Exercise description: The data below should be restated word for word, with every picture omitted.

The input:
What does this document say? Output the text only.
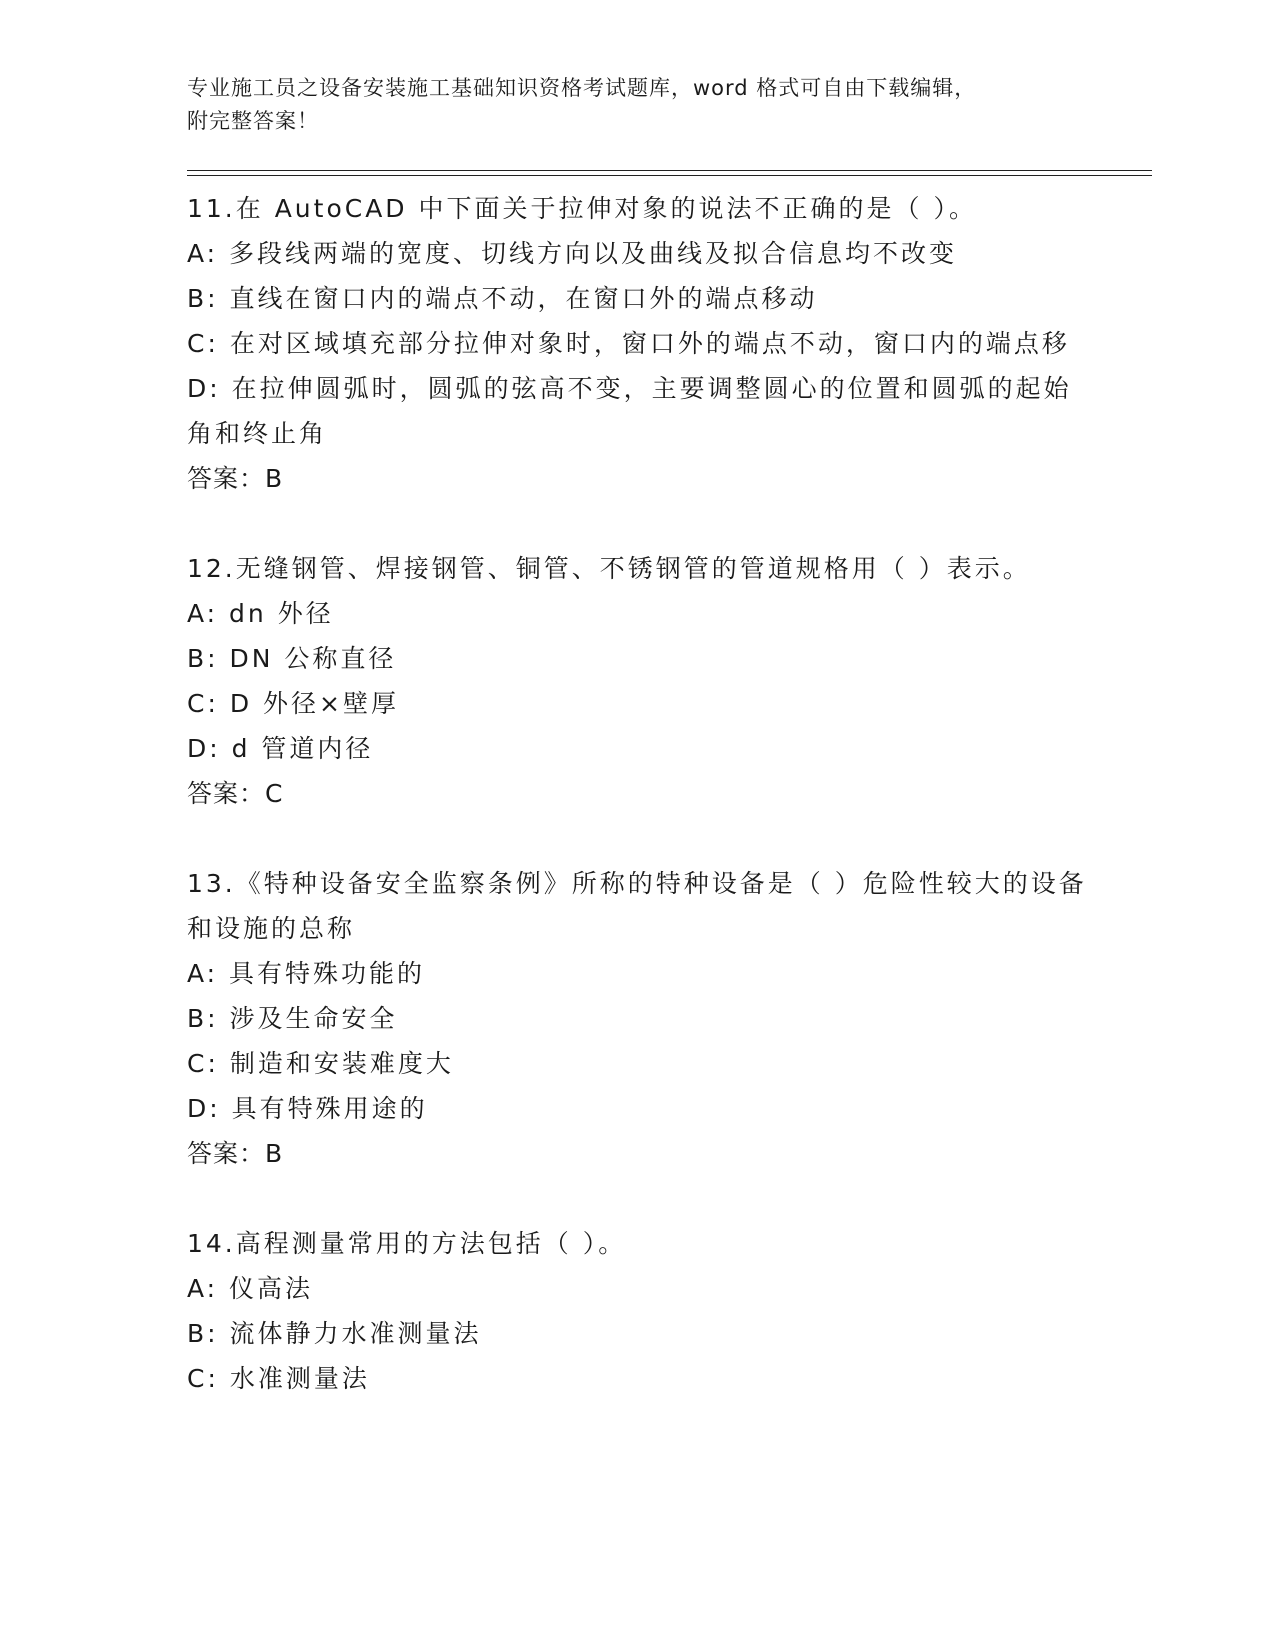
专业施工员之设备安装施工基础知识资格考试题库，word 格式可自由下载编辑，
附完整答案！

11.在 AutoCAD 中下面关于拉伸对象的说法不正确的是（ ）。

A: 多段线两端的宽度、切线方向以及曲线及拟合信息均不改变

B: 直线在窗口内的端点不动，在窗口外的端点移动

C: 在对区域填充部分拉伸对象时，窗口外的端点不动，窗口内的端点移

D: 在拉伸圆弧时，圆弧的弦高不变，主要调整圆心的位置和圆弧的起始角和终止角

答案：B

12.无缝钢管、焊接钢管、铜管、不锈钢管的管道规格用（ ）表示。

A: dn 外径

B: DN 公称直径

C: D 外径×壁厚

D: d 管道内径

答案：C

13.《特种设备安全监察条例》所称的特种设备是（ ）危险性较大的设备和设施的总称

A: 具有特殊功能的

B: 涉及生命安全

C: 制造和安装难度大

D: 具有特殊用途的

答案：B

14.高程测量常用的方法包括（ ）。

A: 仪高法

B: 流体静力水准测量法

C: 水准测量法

Full solution:
What does this document say? Output the text only.
专业施工员之设备安装施工基础知识资格考试题库，word 格式可自由下载编辑，
附完整答案！

11.在 AutoCAD 中下面关于拉伸对象的说法不正确的是（ ）。

A: 多段线两端的宽度、切线方向以及曲线及拟合信息均不改变

B: 直线在窗口内的端点不动，在窗口外的端点移动

C: 在对区域填充部分拉伸对象时，窗口外的端点不动，窗口内的端点移

D: 在拉伸圆弧时，圆弧的弦高不变，主要调整圆心的位置和圆弧的起始角和终止角

答案：B

12.无缝钢管、焊接钢管、铜管、不锈钢管的管道规格用（ ）表示。

A: dn 外径

B: DN 公称直径

C: D 外径×壁厚

D: d 管道内径

答案：C

13.《特种设备安全监察条例》所称的特种设备是（ ）危险性较大的设备和设施的总称

A: 具有特殊功能的

B: 涉及生命安全

C: 制造和安装难度大

D: 具有特殊用途的

答案：B

14.高程测量常用的方法包括（ ）。

A: 仪高法

B: 流体静力水准测量法

C: 水准测量法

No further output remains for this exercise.